To be done:
Pick out each line containing the string "Tasks".

** Begin Information given **

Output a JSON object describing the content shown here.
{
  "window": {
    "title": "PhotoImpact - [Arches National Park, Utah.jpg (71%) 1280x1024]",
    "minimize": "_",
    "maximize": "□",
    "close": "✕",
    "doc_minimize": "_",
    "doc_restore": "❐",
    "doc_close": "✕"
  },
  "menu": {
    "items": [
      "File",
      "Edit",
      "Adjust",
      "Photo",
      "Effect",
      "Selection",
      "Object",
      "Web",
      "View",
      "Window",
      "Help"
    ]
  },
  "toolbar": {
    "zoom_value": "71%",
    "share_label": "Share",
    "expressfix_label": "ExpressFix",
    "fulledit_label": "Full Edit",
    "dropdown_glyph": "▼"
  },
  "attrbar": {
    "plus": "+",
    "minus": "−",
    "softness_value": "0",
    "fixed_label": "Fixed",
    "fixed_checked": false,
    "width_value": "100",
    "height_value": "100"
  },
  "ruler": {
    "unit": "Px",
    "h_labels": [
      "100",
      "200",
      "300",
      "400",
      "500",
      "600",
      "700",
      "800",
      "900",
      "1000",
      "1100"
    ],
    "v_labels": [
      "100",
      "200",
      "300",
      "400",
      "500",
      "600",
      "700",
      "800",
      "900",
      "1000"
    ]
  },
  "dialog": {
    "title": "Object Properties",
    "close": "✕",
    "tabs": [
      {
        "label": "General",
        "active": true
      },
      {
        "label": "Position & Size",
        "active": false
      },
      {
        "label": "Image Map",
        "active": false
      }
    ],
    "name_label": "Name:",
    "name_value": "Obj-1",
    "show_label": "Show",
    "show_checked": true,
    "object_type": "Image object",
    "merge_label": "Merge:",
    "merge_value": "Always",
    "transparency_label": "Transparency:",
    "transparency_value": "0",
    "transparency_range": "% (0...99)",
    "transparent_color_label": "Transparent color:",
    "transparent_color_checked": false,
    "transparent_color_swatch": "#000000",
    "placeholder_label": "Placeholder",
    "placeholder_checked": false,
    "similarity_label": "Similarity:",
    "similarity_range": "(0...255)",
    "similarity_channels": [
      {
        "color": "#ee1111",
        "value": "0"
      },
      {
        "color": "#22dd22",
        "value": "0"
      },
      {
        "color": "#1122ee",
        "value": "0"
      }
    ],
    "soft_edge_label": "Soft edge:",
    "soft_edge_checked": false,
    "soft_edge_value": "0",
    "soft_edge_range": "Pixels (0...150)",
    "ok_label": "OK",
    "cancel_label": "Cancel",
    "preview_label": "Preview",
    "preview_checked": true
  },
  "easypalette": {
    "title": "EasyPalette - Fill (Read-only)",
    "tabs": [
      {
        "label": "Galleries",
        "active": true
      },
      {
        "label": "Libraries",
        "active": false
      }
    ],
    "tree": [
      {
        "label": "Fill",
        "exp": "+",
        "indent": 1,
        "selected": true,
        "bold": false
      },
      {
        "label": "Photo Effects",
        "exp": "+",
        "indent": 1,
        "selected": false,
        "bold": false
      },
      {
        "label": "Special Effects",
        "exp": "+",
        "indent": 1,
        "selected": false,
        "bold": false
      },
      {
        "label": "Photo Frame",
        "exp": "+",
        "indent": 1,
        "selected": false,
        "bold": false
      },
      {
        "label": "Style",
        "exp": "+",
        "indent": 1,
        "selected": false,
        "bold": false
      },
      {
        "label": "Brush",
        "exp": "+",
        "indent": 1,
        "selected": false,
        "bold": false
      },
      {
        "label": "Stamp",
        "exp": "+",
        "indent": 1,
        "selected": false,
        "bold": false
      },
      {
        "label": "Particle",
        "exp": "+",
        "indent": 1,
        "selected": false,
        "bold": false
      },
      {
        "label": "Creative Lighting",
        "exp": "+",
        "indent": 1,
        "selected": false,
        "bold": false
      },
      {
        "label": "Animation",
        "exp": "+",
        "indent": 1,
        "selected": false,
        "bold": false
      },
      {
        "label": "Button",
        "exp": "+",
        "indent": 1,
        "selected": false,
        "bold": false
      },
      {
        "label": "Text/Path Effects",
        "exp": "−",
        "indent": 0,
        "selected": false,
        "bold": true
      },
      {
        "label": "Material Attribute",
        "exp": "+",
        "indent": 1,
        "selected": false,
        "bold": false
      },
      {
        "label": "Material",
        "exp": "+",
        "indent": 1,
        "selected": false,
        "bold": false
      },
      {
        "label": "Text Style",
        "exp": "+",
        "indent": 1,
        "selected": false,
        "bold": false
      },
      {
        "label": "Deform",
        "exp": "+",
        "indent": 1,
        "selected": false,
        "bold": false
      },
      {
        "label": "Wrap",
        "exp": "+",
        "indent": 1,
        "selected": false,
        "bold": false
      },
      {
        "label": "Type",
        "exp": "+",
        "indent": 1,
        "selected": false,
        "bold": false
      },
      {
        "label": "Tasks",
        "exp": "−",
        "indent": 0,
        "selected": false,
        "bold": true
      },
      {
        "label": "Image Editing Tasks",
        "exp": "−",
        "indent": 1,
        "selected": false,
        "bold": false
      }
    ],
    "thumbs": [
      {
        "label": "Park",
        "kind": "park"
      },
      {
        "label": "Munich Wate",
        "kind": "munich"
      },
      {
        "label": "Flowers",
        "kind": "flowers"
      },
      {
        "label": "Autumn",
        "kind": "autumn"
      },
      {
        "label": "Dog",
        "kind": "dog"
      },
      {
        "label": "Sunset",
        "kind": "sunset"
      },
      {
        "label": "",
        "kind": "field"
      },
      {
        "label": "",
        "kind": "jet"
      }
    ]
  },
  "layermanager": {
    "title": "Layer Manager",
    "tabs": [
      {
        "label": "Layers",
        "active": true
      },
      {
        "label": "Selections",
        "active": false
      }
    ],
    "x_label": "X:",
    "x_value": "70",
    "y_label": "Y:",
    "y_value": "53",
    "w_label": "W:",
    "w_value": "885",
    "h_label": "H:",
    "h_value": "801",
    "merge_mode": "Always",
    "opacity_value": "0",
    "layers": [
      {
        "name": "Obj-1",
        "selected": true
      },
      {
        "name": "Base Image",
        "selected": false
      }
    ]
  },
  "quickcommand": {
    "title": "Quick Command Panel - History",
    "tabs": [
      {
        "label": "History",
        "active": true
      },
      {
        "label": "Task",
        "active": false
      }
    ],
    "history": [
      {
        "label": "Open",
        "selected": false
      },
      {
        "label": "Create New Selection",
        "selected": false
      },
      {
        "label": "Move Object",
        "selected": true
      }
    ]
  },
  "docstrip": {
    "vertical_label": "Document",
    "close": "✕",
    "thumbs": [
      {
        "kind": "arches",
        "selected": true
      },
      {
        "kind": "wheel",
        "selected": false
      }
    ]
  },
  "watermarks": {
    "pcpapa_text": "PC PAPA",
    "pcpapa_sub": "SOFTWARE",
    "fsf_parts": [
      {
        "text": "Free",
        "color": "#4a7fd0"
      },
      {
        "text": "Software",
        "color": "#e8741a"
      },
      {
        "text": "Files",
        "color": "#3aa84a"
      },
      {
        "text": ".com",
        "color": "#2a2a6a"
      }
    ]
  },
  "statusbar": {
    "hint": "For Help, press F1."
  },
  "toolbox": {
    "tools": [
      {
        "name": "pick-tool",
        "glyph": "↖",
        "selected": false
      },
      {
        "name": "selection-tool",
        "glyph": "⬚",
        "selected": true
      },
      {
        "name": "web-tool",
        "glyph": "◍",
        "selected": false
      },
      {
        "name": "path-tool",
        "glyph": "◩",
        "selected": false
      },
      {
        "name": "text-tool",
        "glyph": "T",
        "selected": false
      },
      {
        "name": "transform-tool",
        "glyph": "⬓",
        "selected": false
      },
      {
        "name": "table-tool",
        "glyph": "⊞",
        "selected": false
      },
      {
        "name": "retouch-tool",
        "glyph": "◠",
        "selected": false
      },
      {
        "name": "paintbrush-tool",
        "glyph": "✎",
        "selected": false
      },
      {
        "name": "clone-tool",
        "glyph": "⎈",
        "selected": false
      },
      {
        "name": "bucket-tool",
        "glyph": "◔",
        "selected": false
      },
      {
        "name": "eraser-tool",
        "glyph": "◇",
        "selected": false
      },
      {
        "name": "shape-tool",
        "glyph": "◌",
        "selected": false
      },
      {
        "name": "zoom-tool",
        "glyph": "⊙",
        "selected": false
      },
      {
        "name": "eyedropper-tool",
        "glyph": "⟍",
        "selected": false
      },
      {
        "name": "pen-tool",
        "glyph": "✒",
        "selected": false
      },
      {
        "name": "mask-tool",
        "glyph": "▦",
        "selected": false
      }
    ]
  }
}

** End Information given **

Response to this task:
        "label": "Tasks",
        "label": "Image Editing Tasks",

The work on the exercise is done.